-- start of Input for this task --

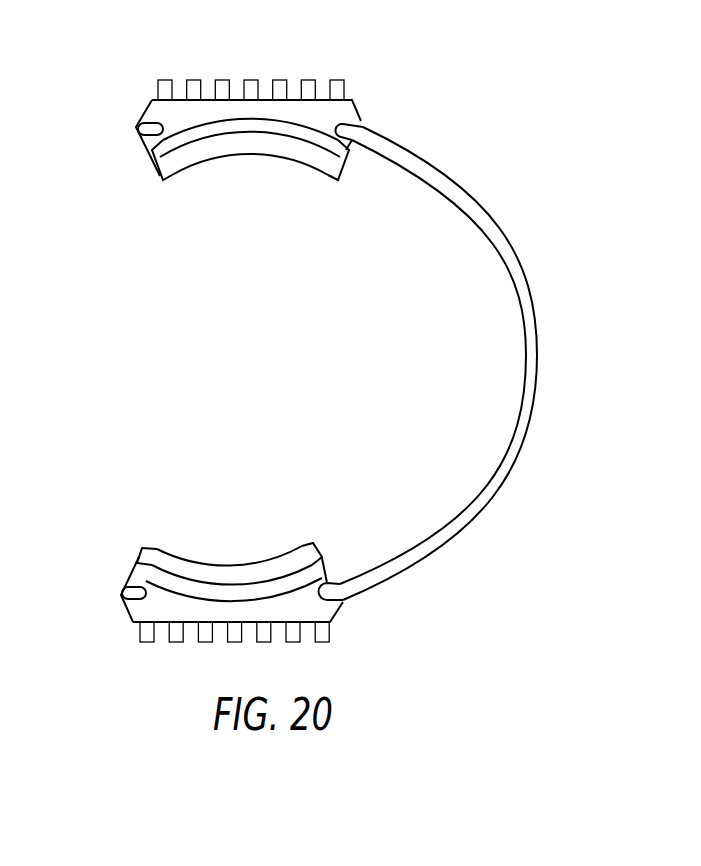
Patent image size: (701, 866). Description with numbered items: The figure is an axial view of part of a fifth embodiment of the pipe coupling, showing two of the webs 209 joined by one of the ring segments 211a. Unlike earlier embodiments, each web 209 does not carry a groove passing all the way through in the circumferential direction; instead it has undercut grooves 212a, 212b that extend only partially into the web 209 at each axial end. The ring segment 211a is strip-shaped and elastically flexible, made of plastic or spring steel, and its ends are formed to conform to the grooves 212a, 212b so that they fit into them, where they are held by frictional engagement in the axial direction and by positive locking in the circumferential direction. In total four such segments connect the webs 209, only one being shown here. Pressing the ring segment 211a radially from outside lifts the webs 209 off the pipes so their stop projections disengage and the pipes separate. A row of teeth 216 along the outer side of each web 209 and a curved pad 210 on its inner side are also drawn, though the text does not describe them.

The web 209 is at (357, 112).
The curved pad 210 is at (220, 170).
The ring segment 211a is at (500, 232).
The undercut groove 212a is at (350, 142).
The undercut groove 212b is at (153, 150).
The teeth 216 is at (223, 80).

-- end of Input for this task --

__Exercise goal__.
Copy the records above word for word, and leave the pictures out of your copy.

__Response to the task__.
Patent image size: (701, 866). Description with numbered items: The figure is an axial view of part of a fifth embodiment of the pipe coupling, showing two of the webs 209 joined by one of the ring segments 211a. Unlike earlier embodiments, each web 209 does not carry a groove passing all the way through in the circumferential direction; instead it has undercut grooves 212a, 212b that extend only partially into the web 209 at each axial end. The ring segment 211a is strip-shaped and elastically flexible, made of plastic or spring steel, and its ends are formed to conform to the grooves 212a, 212b so that they fit into them, where they are held by frictional engagement in the axial direction and by positive locking in the circumferential direction. In total four such segments connect the webs 209, only one being shown here. Pressing the ring segment 211a radially from outside lifts the webs 209 off the pipes so their stop projections disengage and the pipes separate. A row of teeth 216 along the outer side of each web 209 and a curved pad 210 on its inner side are also drawn, though the text does not describe them.

The web 209 is at (357, 112).
The curved pad 210 is at (220, 170).
The ring segment 211a is at (500, 232).
The undercut groove 212a is at (350, 142).
The undercut groove 212b is at (153, 150).
The teeth 216 is at (223, 80).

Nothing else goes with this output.